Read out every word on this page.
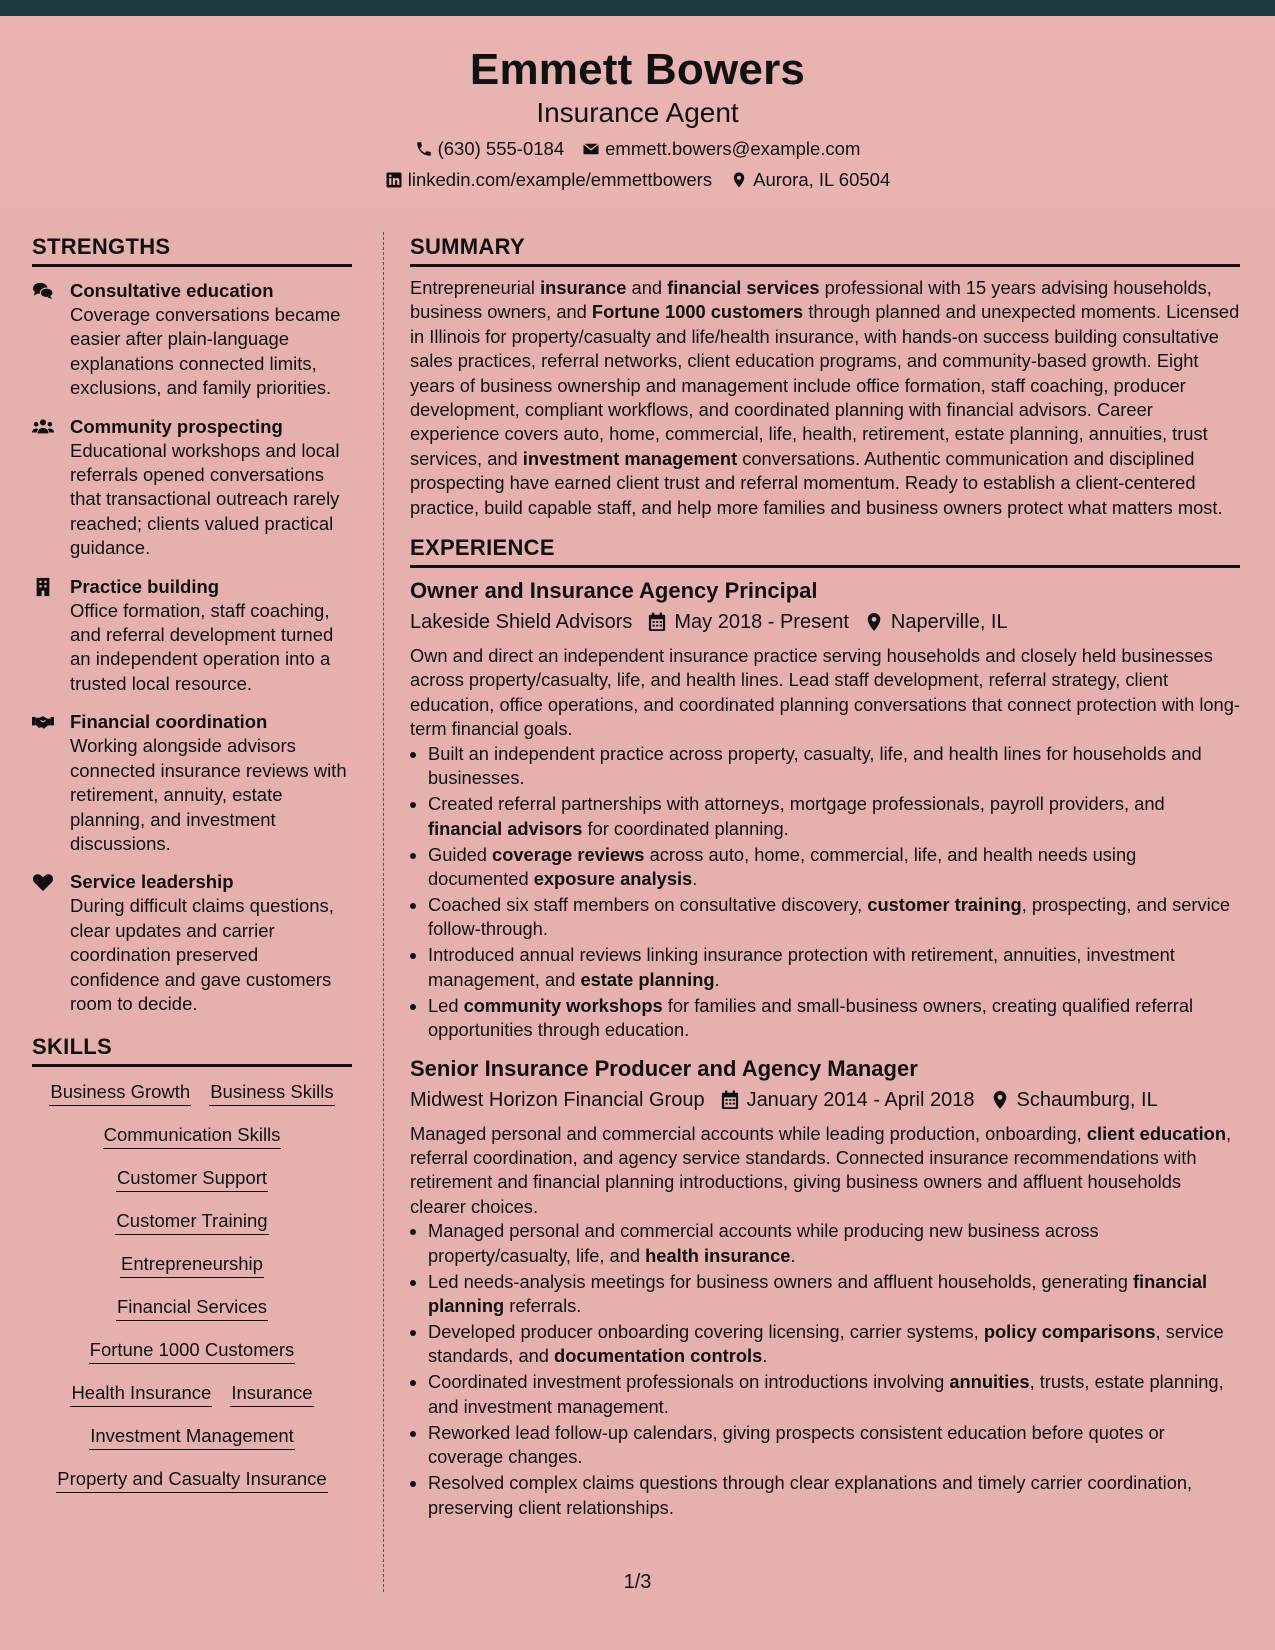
Emmett Bowers
Insurance Agent
(630) 555-0184 emmett.bowers@example.com
linkedin.com/example/emmettbowers Aurora, IL 60504
STRENGTHS
Consultative education
Coverage conversations became easier after plain-language explanations connected limits, exclusions, and family priorities.
Community prospecting
Educational workshops and local referrals opened conversations that transactional outreach rarely reached; clients valued practical guidance.
Practice building
Office formation, staff coaching, and referral development turned an independent operation into a trusted local resource.
Financial coordination
Working alongside advisors connected insurance reviews with retirement, annuity, estate planning, and investment discussions.
Service leadership
During difficult claims questions, clear updates and carrier coordination preserved confidence and gave customers room to decide.
SKILLS
Business Growth Business Skills
Communication Skills
Customer Support
Customer Training
Entrepreneurship
Financial Services
Fortune 1000 Customers
Health Insurance Insurance
Investment Management
Property and Casualty Insurance
SUMMARY
Entrepreneurial insurance and financial services professional with 15 years advising households, business owners, and Fortune 1000 customers through planned and unexpected moments. Licensed in Illinois for property/casualty and life/health insurance, with hands-on success building consultative sales practices, referral networks, client education programs, and community-based growth. Eight years of business ownership and management include office formation, staff coaching, producer development, compliant workflows, and coordinated planning with financial advisors. Career experience covers auto, home, commercial, life, health, retirement, estate planning, annuities, trust services, and investment management conversations. Authentic communication and disciplined prospecting have earned client trust and referral momentum. Ready to establish a client-centered practice, build capable staff, and help more families and business owners protect what matters most.
EXPERIENCE
Owner and Insurance Agency Principal
Lakeside Shield Advisors May 2018 - Present Naperville, IL
Own and direct an independent insurance practice serving households and closely held businesses across property/casualty, life, and health lines. Lead staff development, referral strategy, client education, office operations, and coordinated planning conversations that connect protection with long-term financial goals.
• Built an independent practice across property, casualty, life, and health lines for households and businesses.
• Created referral partnerships with attorneys, mortgage professionals, payroll providers, and financial advisors for coordinated planning.
• Guided coverage reviews across auto, home, commercial, life, and health needs using documented exposure analysis.
• Coached six staff members on consultative discovery, customer training, prospecting, and service follow-through.
• Introduced annual reviews linking insurance protection with retirement, annuities, investment management, and estate planning.
• Led community workshops for families and small-business owners, creating qualified referral opportunities through education.
Senior Insurance Producer and Agency Manager
Midwest Horizon Financial Group January 2014 - April 2018 Schaumburg, IL
Managed personal and commercial accounts while leading production, onboarding, client education, referral coordination, and agency service standards. Connected insurance recommendations with retirement and financial planning introductions, giving business owners and affluent households clearer choices.
• Managed personal and commercial accounts while producing new business across property/casualty, life, and health insurance.
• Led needs-analysis meetings for business owners and affluent households, generating financial planning referrals.
• Developed producer onboarding covering licensing, carrier systems, policy comparisons, service standards, and documentation controls.
• Coordinated investment professionals on introductions involving annuities, trusts, estate planning, and investment management.
• Reworked lead follow-up calendars, giving prospects consistent education before quotes or coverage changes.
• Resolved complex claims questions through clear explanations and timely carrier coordination, preserving client relationships.
1/3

==================================================

▸ **Direction**
In the records above, locate the lines holding the word "analysis". Copy each of them.

▸ **Answer to this exercise**
• Guided coverage reviews across auto, home, commercial, life, and health needs using documented exposure analysis.
• Led needs-analysis meetings for business owners and affluent households, generating financial planning referrals.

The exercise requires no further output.